**TEXT**
In devising an improved approach to the automated identification of Rossby wave packets, \citet{Zimin2003} pioneered a method of identifying the envelope of atmospheric waveforms based on the Hilbert transform, which is a well known technique in digital signal processing but had been scarcely applied in the atmospheric sciences. In constructing their algorithm, \citet{Zimin2003} consider the real function $\upsilon(x)$ on an equally-spaced grid along a latitude circle, which is parameterised by $x$, with $0 < x \leq 2\pi$. The grid points are located at $x = 2 \pi l / N$, where $l = 1, 2, \dotsc, N$ and $N$ is an even integer. The first step of the algorithm is to compute the Fourier transform of $\upsilon(x)$:

\begin{equation}\label{eq:fourier_transform}
\hat{\upsilon}_k = \frac{1}{N}\sum_{l=1}^N \upsilon \left( \frac{2 \pi l}{N} \right) e^{-2 \pi ikl/N},\qquad k = -\frac{N}{2} + 1, \dotsc, \frac{N}{2}
\end{equation}

\noindent The inverse Fourier transform is then applied to a selected band ($0 < k_{min} \leq k \leq k_{max}$) of the positive wavenumber half of the Fourier spectrum (this is the part of the process that was inspired by the Hilbert transform):

\begin{equation}\label{eq:inverse_transform}
w \left( \frac{2 \pi l}{N} \right) = 2 \sum_{k=k_{min}}^{k_{max}} \hat{\upsilon}_k e^{2\pi ikl/N}
\end{equation}

\noindent The (complex number) amplitude of the resulting waveform ($w$) represents the wave envelope ($E$):

\begin{equation}\label{eq:wave_envelope}
E(2 \pi l / N) = | w(2 \pi l / N) |
\end{equation}

\noindent The various steps in this process are illustrated in Figure \ref{fig:example_hilbert} for the case where $\upsilon(x)$ is the meridional wind along the 54.75$^{\circ}$S latitude circle.

**PARTS OF THE EXERCISE**
A - In the Rossby wave packet text, what reason is given for applying the inverse Fourier transform only to a selected band of the positive wavenumber half of the spectrum? Answer in one to three sentences.
B - Carry on the Rossby wave packet text from its final sentence.
The listing after this point is separate material with no connection to the Rossby wave packet text.

**DATA BLOCK**

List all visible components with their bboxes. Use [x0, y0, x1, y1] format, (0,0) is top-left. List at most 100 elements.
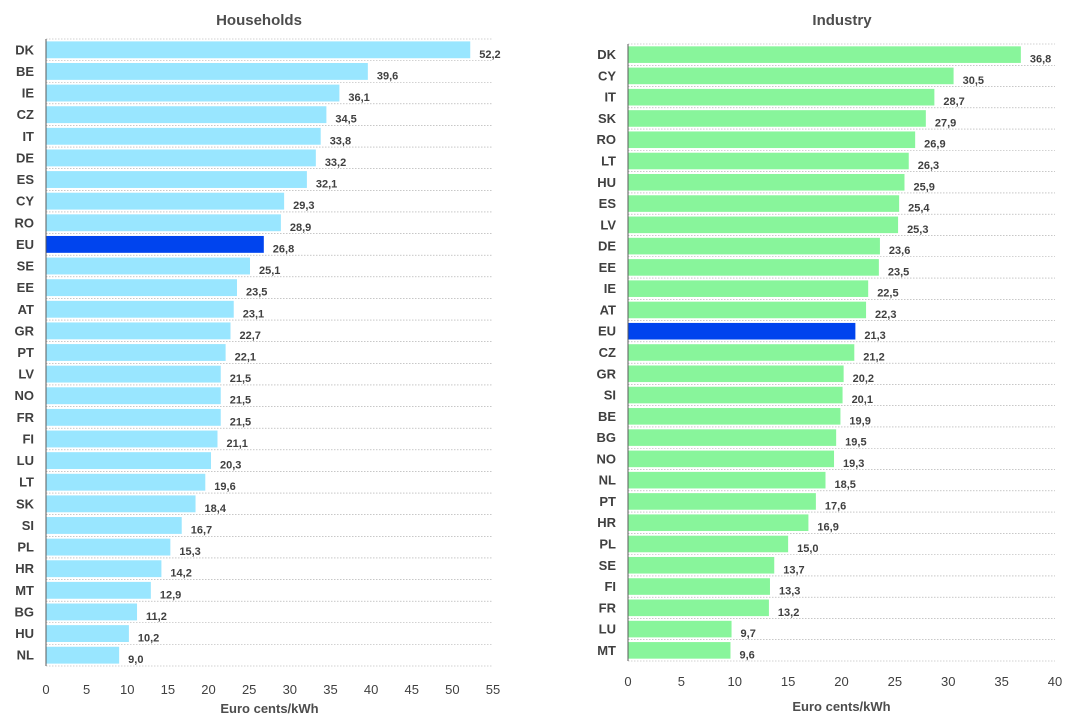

**ANSWERS**
A - The text says that this step is the part of the algorithm inspired by the Hilbert transform. That technique is well known in digital signal processing but had been scarcely applied in the atmospheric sciences.

B -
\begin{figure}
\begin{center}
\includegraphics[width=1\columnwidth]{figures/zonalwaves/Figure3-1.eps}
\caption[Wave envelope of the 30 day running mean, 500 hPa meridional wind for 22 May 1986 and 29 July 2006 at 54.75$^{\circ}$S]{\label{fig:example_hilbert}
Wave envelope of the 30 day running mean, 500 hPa meridional wind for 22 May 1986 and 29 July 2006 at 54.75$^{\circ}$S. The original meridional wind (purple), individual Fourier components for wavenumbers 1--9 (as defined in Equation \ref{eq:fourier_transform}; grey dashed), reconstructed signal from the inverse Fourier transform (Equation \ref{eq:inverse_transform} with wavenumbers 1--9 retained; dashed orange), and wave envelope (Equation \ref{eq:wave_envelope}; solid orange) are all shown. %
}
\end{center}
\end{figure}

Subsequent studies have gone on to apply the \citet{Zimin2003} algorithm in the context of identifying and tracking Rossby wave packets in daily timescale data \citep{Glatt2014,Souders2014}, however its utility in identifying waveforms on longer temporal and larger spatial scales has not previously been investigated. In these studies, a spatial map of the wave envelope is constructed for each data time (i.e. $E(t,\lambda,\phi)$, where $t$, $\lambda$ and $\phi$ represent time, latitude and longitude respectively). The utility of these maps is evident when considering the two maps (Figure \ref{fig:example_envelope}) that correspond to the single-latitude examples shown in Figure \ref{fig:example_hilbert}. For (the diurnal averages of) both 22 May 1986 and 29 July 2006, it is clear that the wavenumber three component of the Fourier transform is dominant at 54.75$^{\circ}$S (and at the other nearby latitudes not shown in Figure \ref{fig:example_hilbert}). An analysis based on single wavenumbers could lead one to believe that both data times are associated with a pronounced hemispheric ZW3 pattern, despite the fact that this is clearly only true for 29 July (Figure \ref{fig:example_envelope}). On 22 May, the spatial scale of the anomalous flow from 200 to 260$^{\circ}$E approximately matches wavenumber three, but elsewhere the flow is strongly zonal. The other components of the Fourier transform serve to modulate the wavenumber three component accordingly, and by using the wave envelope as opposed to a single wavenumber approach, this useful information is retained.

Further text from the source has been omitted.